*DIRECTION*
In the data that follows, count the lines in which the word "пектинов" occurs, and report that figure alone.

»»

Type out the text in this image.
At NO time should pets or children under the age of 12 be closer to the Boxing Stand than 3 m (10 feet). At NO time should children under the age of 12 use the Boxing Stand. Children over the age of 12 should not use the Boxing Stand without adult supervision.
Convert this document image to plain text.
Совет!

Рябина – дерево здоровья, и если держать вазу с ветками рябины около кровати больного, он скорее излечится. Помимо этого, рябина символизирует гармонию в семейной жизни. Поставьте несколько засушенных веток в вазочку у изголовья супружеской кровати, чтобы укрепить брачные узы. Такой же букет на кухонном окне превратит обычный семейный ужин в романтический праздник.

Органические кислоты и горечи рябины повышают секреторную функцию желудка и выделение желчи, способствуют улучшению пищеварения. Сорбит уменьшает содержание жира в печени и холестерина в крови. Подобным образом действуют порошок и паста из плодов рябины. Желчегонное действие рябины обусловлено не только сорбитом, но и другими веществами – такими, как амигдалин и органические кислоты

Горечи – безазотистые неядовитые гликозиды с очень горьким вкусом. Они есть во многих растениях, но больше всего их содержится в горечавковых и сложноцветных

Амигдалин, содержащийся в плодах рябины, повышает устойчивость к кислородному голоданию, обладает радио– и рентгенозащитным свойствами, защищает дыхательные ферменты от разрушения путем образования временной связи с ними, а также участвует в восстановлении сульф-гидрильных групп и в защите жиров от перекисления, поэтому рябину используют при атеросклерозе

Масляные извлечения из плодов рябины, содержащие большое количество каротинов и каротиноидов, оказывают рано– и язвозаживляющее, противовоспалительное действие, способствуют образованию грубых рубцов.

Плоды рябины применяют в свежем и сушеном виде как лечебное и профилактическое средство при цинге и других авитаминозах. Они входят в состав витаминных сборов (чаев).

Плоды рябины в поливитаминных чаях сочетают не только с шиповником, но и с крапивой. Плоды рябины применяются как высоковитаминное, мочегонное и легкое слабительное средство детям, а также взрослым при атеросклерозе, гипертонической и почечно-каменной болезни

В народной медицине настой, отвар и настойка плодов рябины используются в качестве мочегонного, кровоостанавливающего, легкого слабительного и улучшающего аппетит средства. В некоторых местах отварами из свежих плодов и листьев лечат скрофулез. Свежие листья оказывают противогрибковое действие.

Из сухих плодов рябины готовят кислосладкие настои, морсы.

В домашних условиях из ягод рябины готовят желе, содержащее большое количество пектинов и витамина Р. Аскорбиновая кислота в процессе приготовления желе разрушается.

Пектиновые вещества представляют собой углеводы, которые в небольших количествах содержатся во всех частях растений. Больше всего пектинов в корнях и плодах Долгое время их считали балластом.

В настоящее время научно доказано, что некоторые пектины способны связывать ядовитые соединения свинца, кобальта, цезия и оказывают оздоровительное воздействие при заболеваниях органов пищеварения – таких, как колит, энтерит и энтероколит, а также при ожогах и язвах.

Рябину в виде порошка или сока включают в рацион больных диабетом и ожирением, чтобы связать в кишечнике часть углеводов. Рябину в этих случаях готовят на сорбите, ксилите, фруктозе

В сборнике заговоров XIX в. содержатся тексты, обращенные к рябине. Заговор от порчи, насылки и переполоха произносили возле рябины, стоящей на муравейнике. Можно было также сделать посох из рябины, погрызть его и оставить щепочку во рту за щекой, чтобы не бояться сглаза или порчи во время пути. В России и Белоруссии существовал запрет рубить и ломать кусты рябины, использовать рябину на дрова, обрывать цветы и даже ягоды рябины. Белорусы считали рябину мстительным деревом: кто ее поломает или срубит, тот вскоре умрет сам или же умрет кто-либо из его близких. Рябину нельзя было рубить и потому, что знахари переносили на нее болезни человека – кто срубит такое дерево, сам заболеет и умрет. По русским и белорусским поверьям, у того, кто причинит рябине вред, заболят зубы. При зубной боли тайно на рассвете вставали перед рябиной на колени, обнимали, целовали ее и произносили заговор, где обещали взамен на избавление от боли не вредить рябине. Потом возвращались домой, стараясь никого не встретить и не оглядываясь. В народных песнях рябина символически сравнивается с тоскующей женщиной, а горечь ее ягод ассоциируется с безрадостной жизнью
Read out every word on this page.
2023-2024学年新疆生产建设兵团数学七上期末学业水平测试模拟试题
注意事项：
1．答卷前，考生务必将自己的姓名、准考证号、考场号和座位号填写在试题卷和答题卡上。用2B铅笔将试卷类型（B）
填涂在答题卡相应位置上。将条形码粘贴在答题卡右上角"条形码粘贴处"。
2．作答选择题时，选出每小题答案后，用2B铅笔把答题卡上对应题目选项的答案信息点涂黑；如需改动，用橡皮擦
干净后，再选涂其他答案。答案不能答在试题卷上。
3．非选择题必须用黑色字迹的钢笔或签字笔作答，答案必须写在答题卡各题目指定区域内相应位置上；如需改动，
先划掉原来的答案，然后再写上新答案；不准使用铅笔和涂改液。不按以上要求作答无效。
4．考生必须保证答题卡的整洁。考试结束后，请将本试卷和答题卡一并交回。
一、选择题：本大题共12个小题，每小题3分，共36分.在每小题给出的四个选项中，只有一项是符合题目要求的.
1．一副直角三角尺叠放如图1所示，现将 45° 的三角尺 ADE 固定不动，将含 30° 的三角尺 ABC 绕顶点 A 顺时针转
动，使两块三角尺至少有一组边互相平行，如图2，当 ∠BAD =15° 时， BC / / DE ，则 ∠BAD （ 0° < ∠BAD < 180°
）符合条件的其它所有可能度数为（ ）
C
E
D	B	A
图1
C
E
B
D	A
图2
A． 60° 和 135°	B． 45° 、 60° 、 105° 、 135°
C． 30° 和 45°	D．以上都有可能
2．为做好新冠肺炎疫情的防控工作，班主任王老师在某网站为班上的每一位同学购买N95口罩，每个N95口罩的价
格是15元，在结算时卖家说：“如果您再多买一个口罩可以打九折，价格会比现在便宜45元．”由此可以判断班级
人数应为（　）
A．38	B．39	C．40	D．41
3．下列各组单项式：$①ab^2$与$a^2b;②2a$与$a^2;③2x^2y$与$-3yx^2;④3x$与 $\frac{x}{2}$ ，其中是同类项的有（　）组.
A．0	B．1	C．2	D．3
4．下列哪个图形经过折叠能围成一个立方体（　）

««

*REPLY*
2